Collected data:

********************

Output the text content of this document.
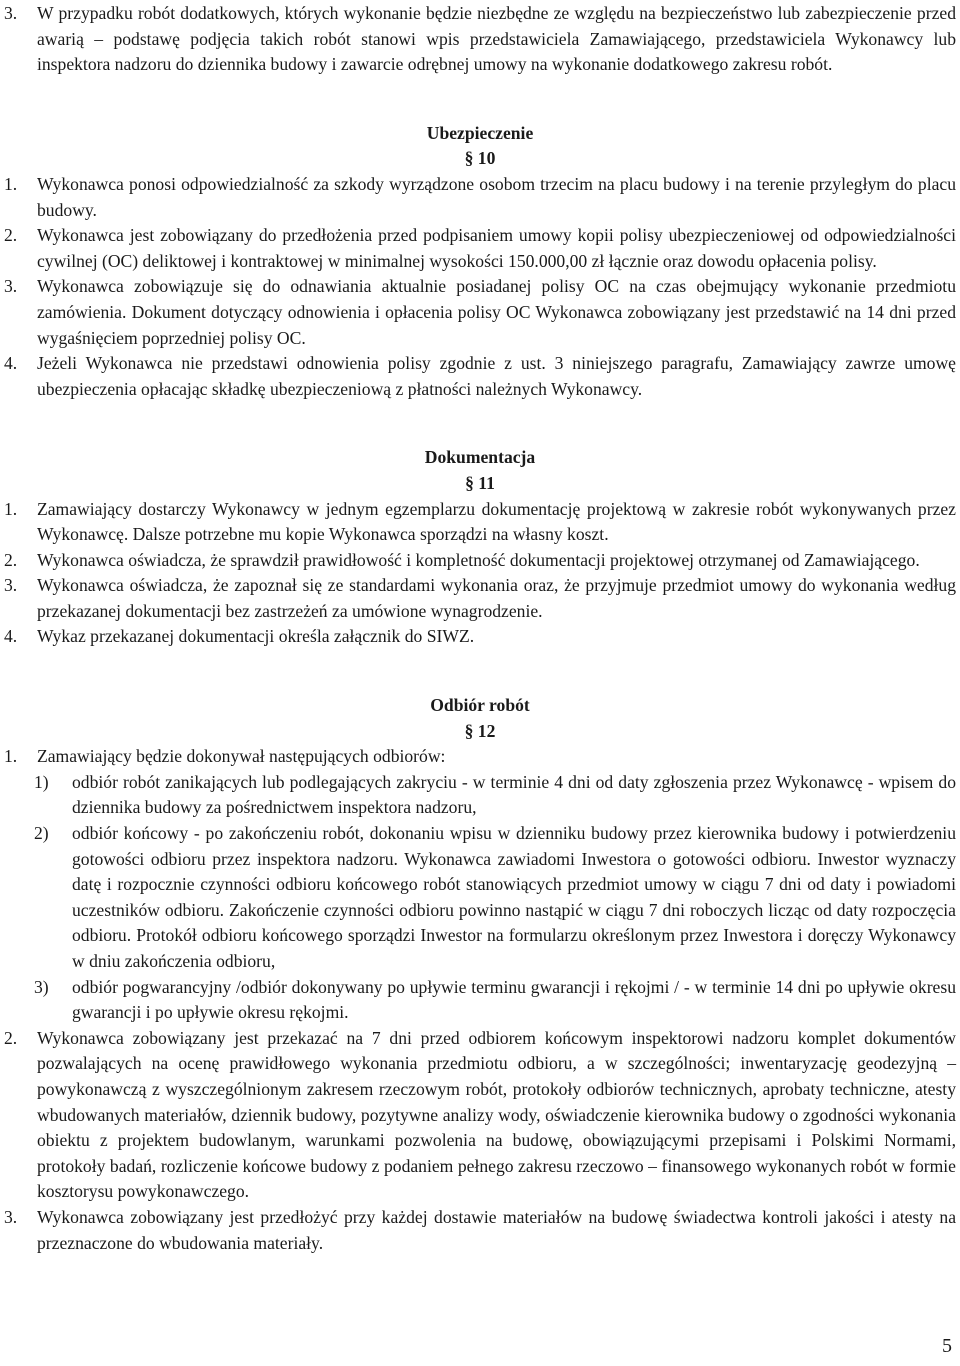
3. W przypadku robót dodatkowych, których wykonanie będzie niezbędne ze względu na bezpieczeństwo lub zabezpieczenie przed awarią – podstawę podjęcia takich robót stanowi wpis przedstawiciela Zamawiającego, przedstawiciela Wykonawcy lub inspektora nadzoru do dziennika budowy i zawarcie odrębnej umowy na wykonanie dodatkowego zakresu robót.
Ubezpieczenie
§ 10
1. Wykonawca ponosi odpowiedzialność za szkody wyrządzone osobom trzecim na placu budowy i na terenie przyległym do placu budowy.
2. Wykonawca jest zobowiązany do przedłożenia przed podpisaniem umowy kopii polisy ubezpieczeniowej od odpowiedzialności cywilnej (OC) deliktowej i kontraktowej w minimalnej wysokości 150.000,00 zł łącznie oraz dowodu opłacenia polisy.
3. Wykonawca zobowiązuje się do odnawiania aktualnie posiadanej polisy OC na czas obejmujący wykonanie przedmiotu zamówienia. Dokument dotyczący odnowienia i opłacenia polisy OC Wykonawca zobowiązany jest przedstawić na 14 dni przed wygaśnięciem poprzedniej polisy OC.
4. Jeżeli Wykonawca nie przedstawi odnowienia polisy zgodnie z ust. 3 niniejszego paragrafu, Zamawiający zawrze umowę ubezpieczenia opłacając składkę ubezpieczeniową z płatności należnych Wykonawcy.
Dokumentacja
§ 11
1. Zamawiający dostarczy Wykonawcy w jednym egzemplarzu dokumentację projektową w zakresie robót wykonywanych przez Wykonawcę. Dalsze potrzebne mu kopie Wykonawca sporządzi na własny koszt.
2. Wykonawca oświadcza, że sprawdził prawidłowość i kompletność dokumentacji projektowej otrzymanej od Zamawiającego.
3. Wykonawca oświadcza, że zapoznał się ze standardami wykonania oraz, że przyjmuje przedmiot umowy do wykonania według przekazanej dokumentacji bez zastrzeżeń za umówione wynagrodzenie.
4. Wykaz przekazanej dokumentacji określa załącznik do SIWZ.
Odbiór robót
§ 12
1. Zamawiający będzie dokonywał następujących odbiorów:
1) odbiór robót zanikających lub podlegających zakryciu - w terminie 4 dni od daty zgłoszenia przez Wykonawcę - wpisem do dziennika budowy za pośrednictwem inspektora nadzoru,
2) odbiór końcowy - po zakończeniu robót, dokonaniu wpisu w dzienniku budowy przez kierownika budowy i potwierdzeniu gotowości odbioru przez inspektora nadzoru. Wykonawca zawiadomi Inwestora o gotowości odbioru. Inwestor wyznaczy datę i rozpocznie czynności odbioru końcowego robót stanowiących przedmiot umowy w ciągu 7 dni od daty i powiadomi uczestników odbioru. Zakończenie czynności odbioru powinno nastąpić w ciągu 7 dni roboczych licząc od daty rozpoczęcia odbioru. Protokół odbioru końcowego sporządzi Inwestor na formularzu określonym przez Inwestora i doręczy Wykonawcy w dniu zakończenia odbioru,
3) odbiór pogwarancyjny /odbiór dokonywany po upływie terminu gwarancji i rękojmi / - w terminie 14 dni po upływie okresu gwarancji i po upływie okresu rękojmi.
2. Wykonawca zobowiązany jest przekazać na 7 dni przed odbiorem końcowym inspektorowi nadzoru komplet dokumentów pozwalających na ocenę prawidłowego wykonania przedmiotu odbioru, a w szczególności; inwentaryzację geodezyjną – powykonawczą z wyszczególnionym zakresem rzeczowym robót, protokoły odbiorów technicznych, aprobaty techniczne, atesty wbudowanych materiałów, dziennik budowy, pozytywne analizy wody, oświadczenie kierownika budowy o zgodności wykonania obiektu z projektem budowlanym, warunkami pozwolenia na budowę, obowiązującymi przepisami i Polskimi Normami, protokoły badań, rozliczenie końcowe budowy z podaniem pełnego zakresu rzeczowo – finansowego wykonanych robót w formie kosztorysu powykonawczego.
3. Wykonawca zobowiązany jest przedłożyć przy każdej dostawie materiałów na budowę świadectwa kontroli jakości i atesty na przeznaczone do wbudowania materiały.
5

********************

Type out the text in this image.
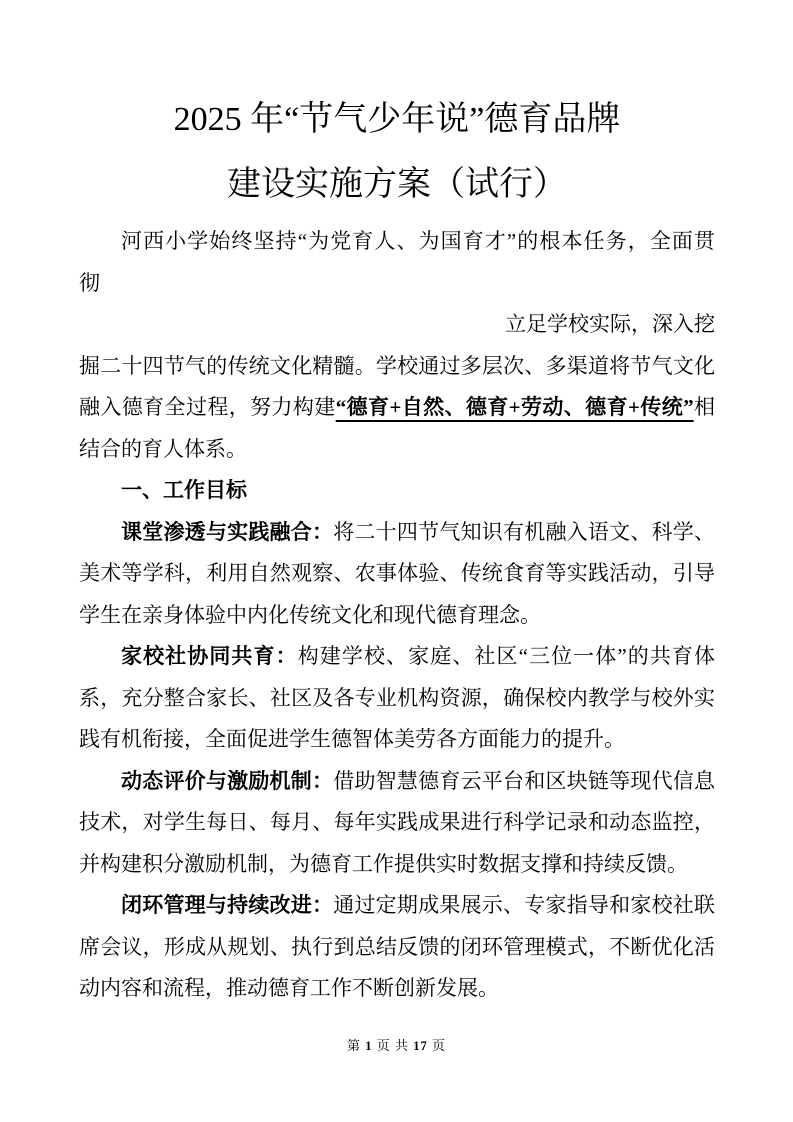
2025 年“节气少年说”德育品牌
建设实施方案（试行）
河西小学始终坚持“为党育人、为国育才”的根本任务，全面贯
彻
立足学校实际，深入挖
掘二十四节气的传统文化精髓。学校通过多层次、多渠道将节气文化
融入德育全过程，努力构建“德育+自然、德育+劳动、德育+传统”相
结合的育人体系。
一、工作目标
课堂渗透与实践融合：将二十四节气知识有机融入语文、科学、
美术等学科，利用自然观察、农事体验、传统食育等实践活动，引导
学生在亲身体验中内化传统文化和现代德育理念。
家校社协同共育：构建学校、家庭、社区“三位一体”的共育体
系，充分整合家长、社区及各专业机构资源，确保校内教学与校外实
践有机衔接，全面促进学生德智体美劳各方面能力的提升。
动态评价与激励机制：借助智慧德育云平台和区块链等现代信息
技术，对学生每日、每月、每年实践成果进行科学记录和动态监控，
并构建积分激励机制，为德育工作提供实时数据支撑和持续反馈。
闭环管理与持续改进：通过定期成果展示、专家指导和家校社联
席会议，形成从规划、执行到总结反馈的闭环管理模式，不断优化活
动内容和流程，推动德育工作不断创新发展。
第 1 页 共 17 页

********************

* Written problem
Check each line of the records for the word "przekazanej", and show the lines that contain it.

* Answer to the exercise
3. Wykonawca oświadcza, że zapoznał się ze standardami wykonania oraz, że przyjmuje przedmiot umowy do wykonania według przekazanej dokumentacji bez zastrzeżeń za umówione wynagrodzenie.
4. Wykaz przekazanej dokumentacji określa załącznik do SIWZ.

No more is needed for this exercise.